What you need to do>
Below are some entries. Work out how many of their lines hold the word "series", and write that number alone.

┄┄┄┄┄┄┄┄┄┄┄┄┄┄┄┄┄┄┄┄

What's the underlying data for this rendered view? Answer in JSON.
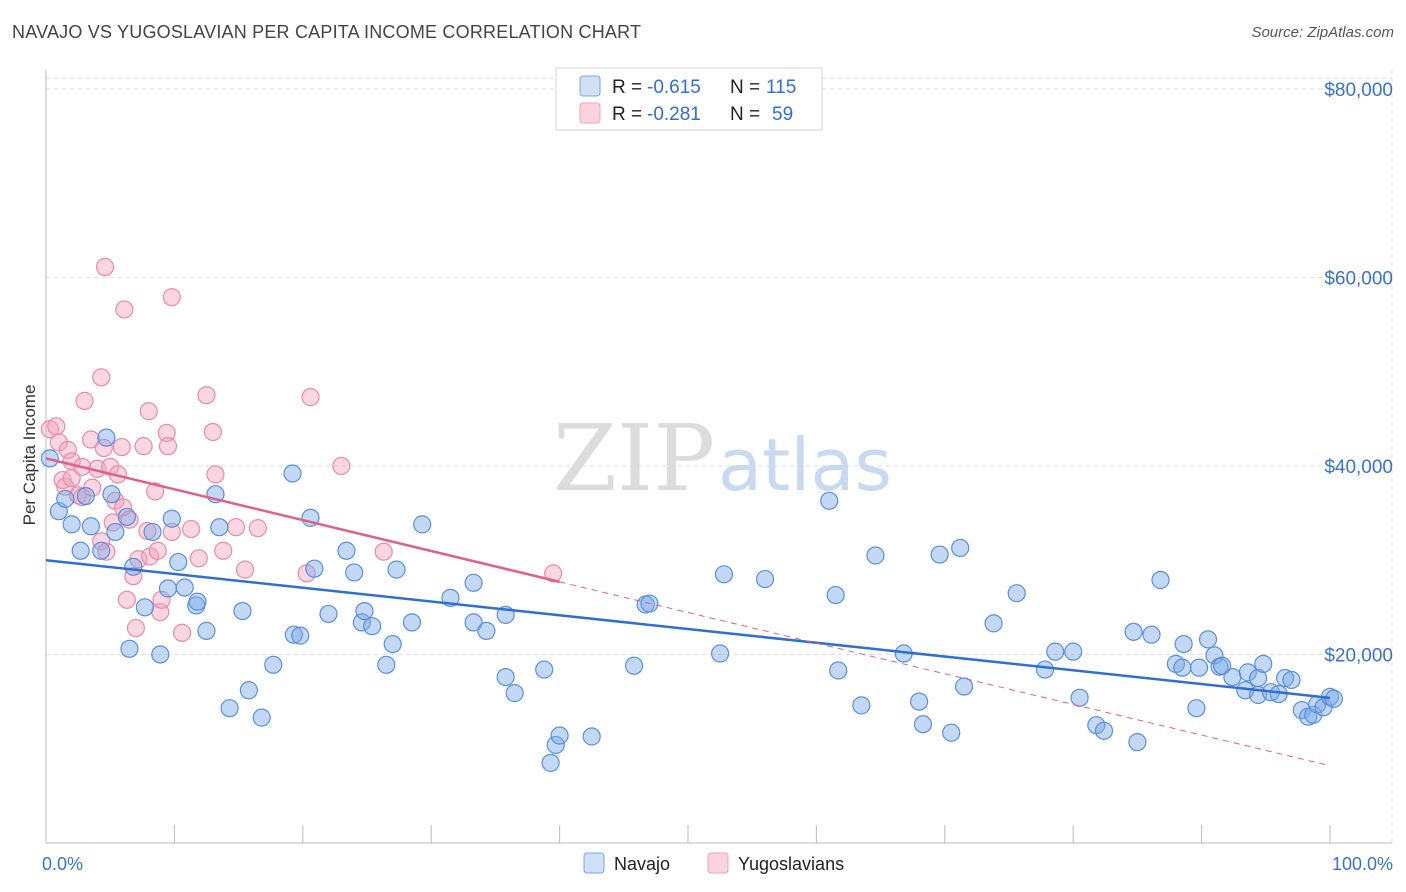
{
  "header": {
    "title": "NAVAJO VS YUGOSLAVIAN PER CAPITA INCOME CORRELATION CHART",
    "source": "Source: ZipAtlas.com"
  },
  "watermark": {
    "part1": "ZIP",
    "part2": "atlas"
  },
  "legend": {
    "rows": [
      {
        "r_label": "R =",
        "r_value": "-0.615",
        "n_label": "N =",
        "n_value": "115",
        "color": "#7aa8e8"
      },
      {
        "r_label": "R =",
        "r_value": "-0.281",
        "n_label": "N =",
        "n_value": "59",
        "color": "#f2a3bd"
      }
    ]
  },
  "bottom_legend": [
    "Navajo",
    "Yugoslavians"
  ],
  "colors": {
    "navajo": "#7aa8e8",
    "navajo_line": "#2f6fd1",
    "yugo": "#f2a3bd",
    "yugo_line": "#e0608a"
  },
  "chart_data": {
    "type": "scatter",
    "xlabel": "",
    "ylabel": "Per Capita Income",
    "x_tick_labels": [
      "0.0%",
      "100.0%"
    ],
    "y_tick_labels": [
      "$20,000",
      "$40,000",
      "$60,000",
      "$80,000"
    ],
    "y_tick_values": [
      20000,
      40000,
      60000,
      80000
    ],
    "xlim": [
      0,
      100
    ],
    "ylim": [
      0,
      82000
    ],
    "grid": true,
    "series": [
      {
        "name": "Navajo",
        "points": [
          [
            0.3,
            40800
          ],
          [
            1.0,
            35200
          ],
          [
            1.5,
            36500
          ],
          [
            2.0,
            33800
          ],
          [
            2.7,
            31000
          ],
          [
            3.1,
            36800
          ],
          [
            3.5,
            33600
          ],
          [
            4.3,
            31000
          ],
          [
            4.7,
            43000
          ],
          [
            5.4,
            33000
          ],
          [
            6.3,
            34600
          ],
          [
            6.5,
            20600
          ],
          [
            6.8,
            29300
          ],
          [
            7.7,
            25000
          ],
          [
            8.3,
            33000
          ],
          [
            8.9,
            20000
          ],
          [
            9.5,
            27000
          ],
          [
            9.8,
            34400
          ],
          [
            10.3,
            29800
          ],
          [
            10.8,
            27100
          ],
          [
            11.7,
            25200
          ],
          [
            11.8,
            25600
          ],
          [
            12.5,
            22500
          ],
          [
            13.2,
            37000
          ],
          [
            13.5,
            33500
          ],
          [
            14.3,
            14300
          ],
          [
            15.3,
            24600
          ],
          [
            15.8,
            16200
          ],
          [
            16.8,
            13300
          ],
          [
            17.7,
            18900
          ],
          [
            19.3,
            22100
          ],
          [
            19.2,
            39200
          ],
          [
            19.8,
            22000
          ],
          [
            20.6,
            34500
          ],
          [
            20.9,
            29100
          ],
          [
            22.0,
            24300
          ],
          [
            23.4,
            31000
          ],
          [
            24.0,
            28700
          ],
          [
            24.6,
            23400
          ],
          [
            24.8,
            24600
          ],
          [
            25.4,
            23000
          ],
          [
            26.5,
            18900
          ],
          [
            27.0,
            21100
          ],
          [
            27.3,
            29000
          ],
          [
            28.5,
            23400
          ],
          [
            29.3,
            33800
          ],
          [
            31.5,
            26000
          ],
          [
            33.3,
            23400
          ],
          [
            33.3,
            27600
          ],
          [
            34.3,
            22500
          ],
          [
            35.8,
            17600
          ],
          [
            35.8,
            24200
          ],
          [
            36.5,
            15900
          ],
          [
            38.8,
            18400
          ],
          [
            39.7,
            10400
          ],
          [
            40.0,
            11400
          ],
          [
            39.3,
            8500
          ],
          [
            42.5,
            11300
          ],
          [
            45.8,
            18800
          ],
          [
            46.7,
            25300
          ],
          [
            47.0,
            25400
          ],
          [
            52.5,
            20100
          ],
          [
            52.8,
            28500
          ],
          [
            56.0,
            28000
          ],
          [
            61.0,
            36300
          ],
          [
            61.5,
            26300
          ],
          [
            61.7,
            18300
          ],
          [
            63.5,
            14600
          ],
          [
            64.6,
            30500
          ],
          [
            66.8,
            20100
          ],
          [
            68.0,
            15000
          ],
          [
            68.3,
            12600
          ],
          [
            69.6,
            30600
          ],
          [
            70.5,
            11700
          ],
          [
            71.2,
            31300
          ],
          [
            71.5,
            16600
          ],
          [
            73.8,
            23300
          ],
          [
            75.6,
            26500
          ],
          [
            77.8,
            18400
          ],
          [
            78.6,
            20300
          ],
          [
            80.0,
            20300
          ],
          [
            80.5,
            15400
          ],
          [
            81.8,
            12500
          ],
          [
            82.4,
            11900
          ],
          [
            84.7,
            22400
          ],
          [
            85.0,
            10700
          ],
          [
            86.1,
            22100
          ],
          [
            86.8,
            27900
          ],
          [
            88.0,
            19000
          ],
          [
            88.5,
            18600
          ],
          [
            88.6,
            21100
          ],
          [
            89.6,
            14300
          ],
          [
            89.8,
            18600
          ],
          [
            90.5,
            21600
          ],
          [
            91.0,
            19900
          ],
          [
            91.4,
            18700
          ],
          [
            91.6,
            18800
          ],
          [
            92.4,
            17600
          ],
          [
            93.4,
            16200
          ],
          [
            93.6,
            18100
          ],
          [
            94.4,
            15700
          ],
          [
            94.4,
            17500
          ],
          [
            94.8,
            19000
          ],
          [
            95.4,
            16000
          ],
          [
            96.0,
            15800
          ],
          [
            96.5,
            17500
          ],
          [
            97.0,
            17300
          ],
          [
            97.8,
            14100
          ],
          [
            98.3,
            13400
          ],
          [
            98.7,
            13600
          ],
          [
            99.0,
            14700
          ],
          [
            99.5,
            14400
          ],
          [
            100.0,
            15500
          ],
          [
            100.3,
            15300
          ],
          [
            5.1,
            37000
          ]
        ]
      },
      {
        "name": "Yugoslavians",
        "points": [
          [
            0.3,
            43900
          ],
          [
            0.8,
            44200
          ],
          [
            1.0,
            42500
          ],
          [
            1.3,
            38500
          ],
          [
            1.5,
            37800
          ],
          [
            1.7,
            41700
          ],
          [
            2.0,
            40500
          ],
          [
            2.0,
            38700
          ],
          [
            2.5,
            36900
          ],
          [
            2.8,
            39900
          ],
          [
            2.8,
            36700
          ],
          [
            3.0,
            46900
          ],
          [
            3.5,
            42800
          ],
          [
            3.6,
            37700
          ],
          [
            4.0,
            39700
          ],
          [
            4.3,
            32000
          ],
          [
            4.3,
            49400
          ],
          [
            4.5,
            41900
          ],
          [
            4.7,
            30900
          ],
          [
            5.0,
            39900
          ],
          [
            5.2,
            34000
          ],
          [
            5.4,
            36300
          ],
          [
            5.6,
            39100
          ],
          [
            5.9,
            42000
          ],
          [
            6.0,
            35600
          ],
          [
            6.3,
            25800
          ],
          [
            6.5,
            34300
          ],
          [
            6.8,
            28300
          ],
          [
            7.0,
            22800
          ],
          [
            7.2,
            30100
          ],
          [
            7.6,
            42100
          ],
          [
            7.9,
            33100
          ],
          [
            8.1,
            30400
          ],
          [
            8.5,
            37300
          ],
          [
            8.7,
            31000
          ],
          [
            8.9,
            24500
          ],
          [
            9.0,
            25800
          ],
          [
            9.4,
            43500
          ],
          [
            9.5,
            42100
          ],
          [
            9.8,
            33000
          ],
          [
            10.6,
            22300
          ],
          [
            11.3,
            33300
          ],
          [
            11.9,
            30200
          ],
          [
            12.5,
            47500
          ],
          [
            13.0,
            43600
          ],
          [
            13.2,
            39100
          ],
          [
            13.8,
            31000
          ],
          [
            14.8,
            33500
          ],
          [
            15.5,
            29000
          ],
          [
            16.5,
            33400
          ],
          [
            20.3,
            28600
          ],
          [
            20.6,
            47300
          ],
          [
            23.0,
            40000
          ],
          [
            26.3,
            30900
          ],
          [
            39.5,
            28600
          ],
          [
            4.6,
            61100
          ],
          [
            6.1,
            56600
          ],
          [
            9.8,
            57900
          ],
          [
            8.0,
            45800
          ]
        ]
      }
    ],
    "trendlines": [
      {
        "series": "Navajo",
        "x": [
          0,
          100
        ],
        "y": [
          30000,
          15400
        ]
      },
      {
        "series": "Yugoslavians",
        "x": [
          0,
          40
        ],
        "y": [
          40800,
          27700
        ],
        "dashed_extension_to": [
          100,
          8200
        ]
      }
    ]
  }
}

┄┄┄┄┄┄┄┄┄┄┄┄┄┄┄┄┄┄┄┄

Response>
3